Record list:
§ §
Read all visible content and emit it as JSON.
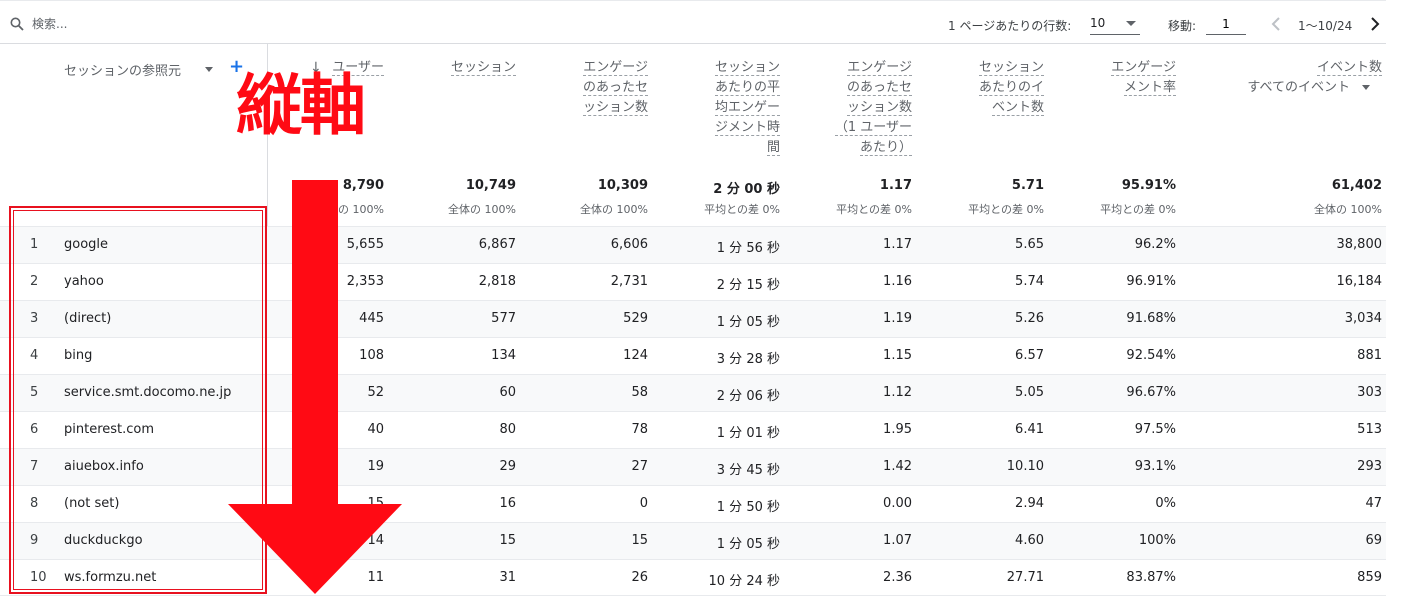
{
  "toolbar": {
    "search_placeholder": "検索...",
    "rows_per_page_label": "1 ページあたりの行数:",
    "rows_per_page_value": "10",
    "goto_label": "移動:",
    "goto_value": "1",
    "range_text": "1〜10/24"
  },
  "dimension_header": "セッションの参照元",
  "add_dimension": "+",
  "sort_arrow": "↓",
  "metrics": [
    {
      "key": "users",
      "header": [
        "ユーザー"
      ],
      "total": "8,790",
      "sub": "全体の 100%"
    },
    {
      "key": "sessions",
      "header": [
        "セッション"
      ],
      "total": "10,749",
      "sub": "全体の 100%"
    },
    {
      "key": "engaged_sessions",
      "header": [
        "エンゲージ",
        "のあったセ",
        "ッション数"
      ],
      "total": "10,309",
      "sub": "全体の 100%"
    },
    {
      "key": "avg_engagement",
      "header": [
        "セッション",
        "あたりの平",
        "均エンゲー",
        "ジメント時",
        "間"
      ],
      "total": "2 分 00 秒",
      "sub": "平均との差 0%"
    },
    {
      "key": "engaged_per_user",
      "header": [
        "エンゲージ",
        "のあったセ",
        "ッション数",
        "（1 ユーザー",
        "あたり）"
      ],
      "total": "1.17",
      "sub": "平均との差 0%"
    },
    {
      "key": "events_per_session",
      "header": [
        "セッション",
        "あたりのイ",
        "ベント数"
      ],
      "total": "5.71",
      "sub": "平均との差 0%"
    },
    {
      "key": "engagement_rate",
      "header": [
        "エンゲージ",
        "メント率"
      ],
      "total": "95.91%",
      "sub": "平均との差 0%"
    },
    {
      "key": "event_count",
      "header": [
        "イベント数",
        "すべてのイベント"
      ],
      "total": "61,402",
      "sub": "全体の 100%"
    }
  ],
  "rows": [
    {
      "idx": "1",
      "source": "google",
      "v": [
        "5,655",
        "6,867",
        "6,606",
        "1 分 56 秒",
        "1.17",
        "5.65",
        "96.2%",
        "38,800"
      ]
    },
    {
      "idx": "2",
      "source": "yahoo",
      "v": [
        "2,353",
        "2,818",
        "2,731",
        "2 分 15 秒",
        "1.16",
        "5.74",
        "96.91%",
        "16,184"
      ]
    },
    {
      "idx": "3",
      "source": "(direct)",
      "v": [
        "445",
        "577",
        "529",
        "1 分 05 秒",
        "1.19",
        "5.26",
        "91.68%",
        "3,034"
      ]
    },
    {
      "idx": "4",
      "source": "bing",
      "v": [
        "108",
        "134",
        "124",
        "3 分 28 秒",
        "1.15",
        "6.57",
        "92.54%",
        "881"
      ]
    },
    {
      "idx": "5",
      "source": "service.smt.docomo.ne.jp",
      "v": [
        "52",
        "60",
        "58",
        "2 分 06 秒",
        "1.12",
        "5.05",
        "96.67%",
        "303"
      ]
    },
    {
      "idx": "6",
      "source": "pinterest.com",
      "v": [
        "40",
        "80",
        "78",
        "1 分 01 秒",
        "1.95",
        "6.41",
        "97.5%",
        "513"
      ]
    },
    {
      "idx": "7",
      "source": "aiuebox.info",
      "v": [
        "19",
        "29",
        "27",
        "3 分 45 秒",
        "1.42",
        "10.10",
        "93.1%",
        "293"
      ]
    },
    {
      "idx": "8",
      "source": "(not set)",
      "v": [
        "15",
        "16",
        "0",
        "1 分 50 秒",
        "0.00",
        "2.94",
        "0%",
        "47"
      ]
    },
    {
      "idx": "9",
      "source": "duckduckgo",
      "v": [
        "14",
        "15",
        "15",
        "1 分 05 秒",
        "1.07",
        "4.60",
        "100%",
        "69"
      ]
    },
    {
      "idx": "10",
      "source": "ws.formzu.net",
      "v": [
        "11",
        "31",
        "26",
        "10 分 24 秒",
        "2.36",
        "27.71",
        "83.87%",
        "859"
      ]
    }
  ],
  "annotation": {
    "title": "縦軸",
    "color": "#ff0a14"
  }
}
§ §
Your task:
Transcribe the listing in full. Omit the pictures and keep every line exact.

Finished exercise:
Read all visible content and emit it as JSON.
{
  "toolbar": {
    "search_placeholder": "検索...",
    "rows_per_page_label": "1 ページあたりの行数:",
    "rows_per_page_value": "10",
    "goto_label": "移動:",
    "goto_value": "1",
    "range_text": "1〜10/24"
  },
  "dimension_header": "セッションの参照元",
  "add_dimension": "+",
  "sort_arrow": "↓",
  "metrics": [
    {
      "key": "users",
      "header": [
        "ユーザー"
      ],
      "total": "8,790",
      "sub": "全体の 100%"
    },
    {
      "key": "sessions",
      "header": [
        "セッション"
      ],
      "total": "10,749",
      "sub": "全体の 100%"
    },
    {
      "key": "engaged_sessions",
      "header": [
        "エンゲージ",
        "のあったセ",
        "ッション数"
      ],
      "total": "10,309",
      "sub": "全体の 100%"
    },
    {
      "key": "avg_engagement",
      "header": [
        "セッション",
        "あたりの平",
        "均エンゲー",
        "ジメント時",
        "間"
      ],
      "total": "2 分 00 秒",
      "sub": "平均との差 0%"
    },
    {
      "key": "engaged_per_user",
      "header": [
        "エンゲージ",
        "のあったセ",
        "ッション数",
        "（1 ユーザー",
        "あたり）"
      ],
      "total": "1.17",
      "sub": "平均との差 0%"
    },
    {
      "key": "events_per_session",
      "header": [
        "セッション",
        "あたりのイ",
        "ベント数"
      ],
      "total": "5.71",
      "sub": "平均との差 0%"
    },
    {
      "key": "engagement_rate",
      "header": [
        "エンゲージ",
        "メント率"
      ],
      "total": "95.91%",
      "sub": "平均との差 0%"
    },
    {
      "key": "event_count",
      "header": [
        "イベント数",
        "すべてのイベント"
      ],
      "total": "61,402",
      "sub": "全体の 100%"
    }
  ],
  "rows": [
    {
      "idx": "1",
      "source": "google",
      "v": [
        "5,655",
        "6,867",
        "6,606",
        "1 分 56 秒",
        "1.17",
        "5.65",
        "96.2%",
        "38,800"
      ]
    },
    {
      "idx": "2",
      "source": "yahoo",
      "v": [
        "2,353",
        "2,818",
        "2,731",
        "2 分 15 秒",
        "1.16",
        "5.74",
        "96.91%",
        "16,184"
      ]
    },
    {
      "idx": "3",
      "source": "(direct)",
      "v": [
        "445",
        "577",
        "529",
        "1 分 05 秒",
        "1.19",
        "5.26",
        "91.68%",
        "3,034"
      ]
    },
    {
      "idx": "4",
      "source": "bing",
      "v": [
        "108",
        "134",
        "124",
        "3 分 28 秒",
        "1.15",
        "6.57",
        "92.54%",
        "881"
      ]
    },
    {
      "idx": "5",
      "source": "service.smt.docomo.ne.jp",
      "v": [
        "52",
        "60",
        "58",
        "2 分 06 秒",
        "1.12",
        "5.05",
        "96.67%",
        "303"
      ]
    },
    {
      "idx": "6",
      "source": "pinterest.com",
      "v": [
        "40",
        "80",
        "78",
        "1 分 01 秒",
        "1.95",
        "6.41",
        "97.5%",
        "513"
      ]
    },
    {
      "idx": "7",
      "source": "aiuebox.info",
      "v": [
        "19",
        "29",
        "27",
        "3 分 45 秒",
        "1.42",
        "10.10",
        "93.1%",
        "293"
      ]
    },
    {
      "idx": "8",
      "source": "(not set)",
      "v": [
        "15",
        "16",
        "0",
        "1 分 50 秒",
        "0.00",
        "2.94",
        "0%",
        "47"
      ]
    },
    {
      "idx": "9",
      "source": "duckduckgo",
      "v": [
        "14",
        "15",
        "15",
        "1 分 05 秒",
        "1.07",
        "4.60",
        "100%",
        "69"
      ]
    },
    {
      "idx": "10",
      "source": "ws.formzu.net",
      "v": [
        "11",
        "31",
        "26",
        "10 分 24 秒",
        "2.36",
        "27.71",
        "83.87%",
        "859"
      ]
    }
  ],
  "annotation": {
    "title": "縦軸",
    "color": "#ff0a14"
  }
}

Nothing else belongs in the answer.